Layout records
▼

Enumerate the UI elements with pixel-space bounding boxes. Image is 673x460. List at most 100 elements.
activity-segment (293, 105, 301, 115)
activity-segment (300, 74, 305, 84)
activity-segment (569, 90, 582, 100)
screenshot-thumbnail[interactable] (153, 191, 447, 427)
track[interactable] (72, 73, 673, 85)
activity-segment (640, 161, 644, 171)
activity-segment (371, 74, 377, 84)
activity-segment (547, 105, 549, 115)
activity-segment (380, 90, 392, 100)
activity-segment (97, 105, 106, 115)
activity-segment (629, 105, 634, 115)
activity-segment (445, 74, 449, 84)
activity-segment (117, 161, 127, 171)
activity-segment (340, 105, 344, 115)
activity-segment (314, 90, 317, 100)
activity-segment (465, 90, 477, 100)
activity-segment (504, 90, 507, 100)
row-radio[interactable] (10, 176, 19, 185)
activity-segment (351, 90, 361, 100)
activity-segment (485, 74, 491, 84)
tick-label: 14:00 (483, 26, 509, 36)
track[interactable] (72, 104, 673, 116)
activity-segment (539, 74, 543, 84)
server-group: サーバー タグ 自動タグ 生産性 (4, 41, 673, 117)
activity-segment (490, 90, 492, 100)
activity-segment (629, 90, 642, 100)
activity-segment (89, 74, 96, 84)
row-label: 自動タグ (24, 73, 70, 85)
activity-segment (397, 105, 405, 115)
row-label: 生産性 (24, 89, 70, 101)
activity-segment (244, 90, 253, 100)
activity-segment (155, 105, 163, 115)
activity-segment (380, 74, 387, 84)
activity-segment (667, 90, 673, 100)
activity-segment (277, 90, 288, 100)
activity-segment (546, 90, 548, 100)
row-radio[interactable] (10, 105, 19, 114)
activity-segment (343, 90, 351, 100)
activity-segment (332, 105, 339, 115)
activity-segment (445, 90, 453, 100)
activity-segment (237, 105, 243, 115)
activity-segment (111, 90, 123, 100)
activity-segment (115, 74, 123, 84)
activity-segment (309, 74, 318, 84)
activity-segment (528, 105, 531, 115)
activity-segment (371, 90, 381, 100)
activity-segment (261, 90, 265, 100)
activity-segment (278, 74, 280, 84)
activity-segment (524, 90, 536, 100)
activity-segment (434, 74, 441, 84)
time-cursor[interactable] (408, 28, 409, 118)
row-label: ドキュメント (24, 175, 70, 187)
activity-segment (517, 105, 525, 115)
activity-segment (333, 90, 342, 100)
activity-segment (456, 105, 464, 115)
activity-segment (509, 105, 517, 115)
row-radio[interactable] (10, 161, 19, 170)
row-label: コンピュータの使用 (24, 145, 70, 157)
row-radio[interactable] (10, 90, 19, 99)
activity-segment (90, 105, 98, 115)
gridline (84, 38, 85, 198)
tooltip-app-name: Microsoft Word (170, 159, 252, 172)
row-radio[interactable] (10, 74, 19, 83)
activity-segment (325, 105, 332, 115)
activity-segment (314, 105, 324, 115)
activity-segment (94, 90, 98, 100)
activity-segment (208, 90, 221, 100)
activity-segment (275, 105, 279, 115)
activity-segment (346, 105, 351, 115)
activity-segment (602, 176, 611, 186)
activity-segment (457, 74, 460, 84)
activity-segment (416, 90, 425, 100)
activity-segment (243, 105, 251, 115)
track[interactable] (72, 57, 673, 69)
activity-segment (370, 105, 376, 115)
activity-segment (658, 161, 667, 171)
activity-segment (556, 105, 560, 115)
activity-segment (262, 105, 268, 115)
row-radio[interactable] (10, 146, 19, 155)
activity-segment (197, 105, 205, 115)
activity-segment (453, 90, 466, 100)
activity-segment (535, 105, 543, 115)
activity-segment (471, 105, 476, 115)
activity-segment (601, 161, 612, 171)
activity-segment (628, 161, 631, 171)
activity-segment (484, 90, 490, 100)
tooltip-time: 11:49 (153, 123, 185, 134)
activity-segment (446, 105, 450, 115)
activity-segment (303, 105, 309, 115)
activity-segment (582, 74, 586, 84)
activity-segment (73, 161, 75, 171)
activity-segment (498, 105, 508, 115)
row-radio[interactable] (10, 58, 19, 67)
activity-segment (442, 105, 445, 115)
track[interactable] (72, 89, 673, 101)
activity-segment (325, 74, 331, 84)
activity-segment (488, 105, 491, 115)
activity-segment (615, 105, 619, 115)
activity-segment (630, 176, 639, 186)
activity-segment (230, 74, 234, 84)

▲

[YOUR OBJECTIVE] Please copy the lines above verbatim, with every character unchanged.

[SOLUTION]
Enumerate the UI elements with pixel-space bounding boxes. Image is 673x460. List at most 100 elements.
activity-segment (293, 105, 301, 115)
activity-segment (300, 74, 305, 84)
activity-segment (569, 90, 582, 100)
screenshot-thumbnail[interactable] (153, 191, 447, 427)
track[interactable] (72, 73, 673, 85)
activity-segment (640, 161, 644, 171)
activity-segment (371, 74, 377, 84)
activity-segment (547, 105, 549, 115)
activity-segment (380, 90, 392, 100)
activity-segment (97, 105, 106, 115)
activity-segment (629, 105, 634, 115)
activity-segment (445, 74, 449, 84)
activity-segment (117, 161, 127, 171)
activity-segment (340, 105, 344, 115)
activity-segment (314, 90, 317, 100)
activity-segment (465, 90, 477, 100)
activity-segment (504, 90, 507, 100)
row-radio[interactable] (10, 176, 19, 185)
activity-segment (351, 90, 361, 100)
activity-segment (485, 74, 491, 84)
tick-label: 14:00 (483, 26, 509, 36)
track[interactable] (72, 104, 673, 116)
activity-segment (539, 74, 543, 84)
server-group: サーバー タグ 自動タグ 生産性 (4, 41, 673, 117)
activity-segment (490, 90, 492, 100)
activity-segment (629, 90, 642, 100)
activity-segment (89, 74, 96, 84)
row-label: 自動タグ (24, 73, 70, 85)
activity-segment (397, 105, 405, 115)
row-label: 生産性 (24, 89, 70, 101)
activity-segment (244, 90, 253, 100)
activity-segment (155, 105, 163, 115)
activity-segment (380, 74, 387, 84)
activity-segment (667, 90, 673, 100)
activity-segment (277, 90, 288, 100)
activity-segment (546, 90, 548, 100)
row-radio[interactable] (10, 105, 19, 114)
activity-segment (343, 90, 351, 100)
activity-segment (332, 105, 339, 115)
activity-segment (445, 90, 453, 100)
activity-segment (237, 105, 243, 115)
activity-segment (111, 90, 123, 100)
activity-segment (115, 74, 123, 84)
activity-segment (309, 74, 318, 84)
activity-segment (528, 105, 531, 115)
activity-segment (371, 90, 381, 100)
activity-segment (261, 90, 265, 100)
activity-segment (278, 74, 280, 84)
activity-segment (524, 90, 536, 100)
activity-segment (434, 74, 441, 84)
time-cursor[interactable] (408, 28, 409, 118)
row-label: ドキュメント (24, 175, 70, 187)
activity-segment (517, 105, 525, 115)
activity-segment (333, 90, 342, 100)
activity-segment (456, 105, 464, 115)
activity-segment (509, 105, 517, 115)
row-radio[interactable] (10, 161, 19, 170)
row-label: コンピュータの使用 (24, 145, 70, 157)
row-radio[interactable] (10, 90, 19, 99)
activity-segment (90, 105, 98, 115)
gridline (84, 38, 85, 198)
tooltip-app-name: Microsoft Word (170, 159, 252, 172)
row-radio[interactable] (10, 74, 19, 83)
activity-segment (325, 105, 332, 115)
activity-segment (314, 105, 324, 115)
activity-segment (94, 90, 98, 100)
activity-segment (208, 90, 221, 100)
activity-segment (275, 105, 279, 115)
activity-segment (346, 105, 351, 115)
activity-segment (602, 176, 611, 186)
activity-segment (457, 74, 460, 84)
activity-segment (416, 90, 425, 100)
activity-segment (243, 105, 251, 115)
track[interactable] (72, 57, 673, 69)
activity-segment (370, 105, 376, 115)
activity-segment (658, 161, 667, 171)
activity-segment (556, 105, 560, 115)
activity-segment (262, 105, 268, 115)
row-radio[interactable] (10, 146, 19, 155)
activity-segment (197, 105, 205, 115)
activity-segment (453, 90, 466, 100)
activity-segment (535, 105, 543, 115)
activity-segment (471, 105, 476, 115)
activity-segment (601, 161, 612, 171)
activity-segment (628, 161, 631, 171)
activity-segment (484, 90, 490, 100)
tooltip-time: 11:49 (153, 123, 185, 134)
activity-segment (446, 105, 450, 115)
activity-segment (303, 105, 309, 115)
activity-segment (582, 74, 586, 84)
activity-segment (73, 161, 75, 171)
activity-segment (498, 105, 508, 115)
row-radio[interactable] (10, 58, 19, 67)
activity-segment (442, 105, 445, 115)
track[interactable] (72, 89, 673, 101)
activity-segment (325, 74, 331, 84)
activity-segment (488, 105, 491, 115)
activity-segment (615, 105, 619, 115)
activity-segment (630, 176, 639, 186)
activity-segment (230, 74, 234, 84)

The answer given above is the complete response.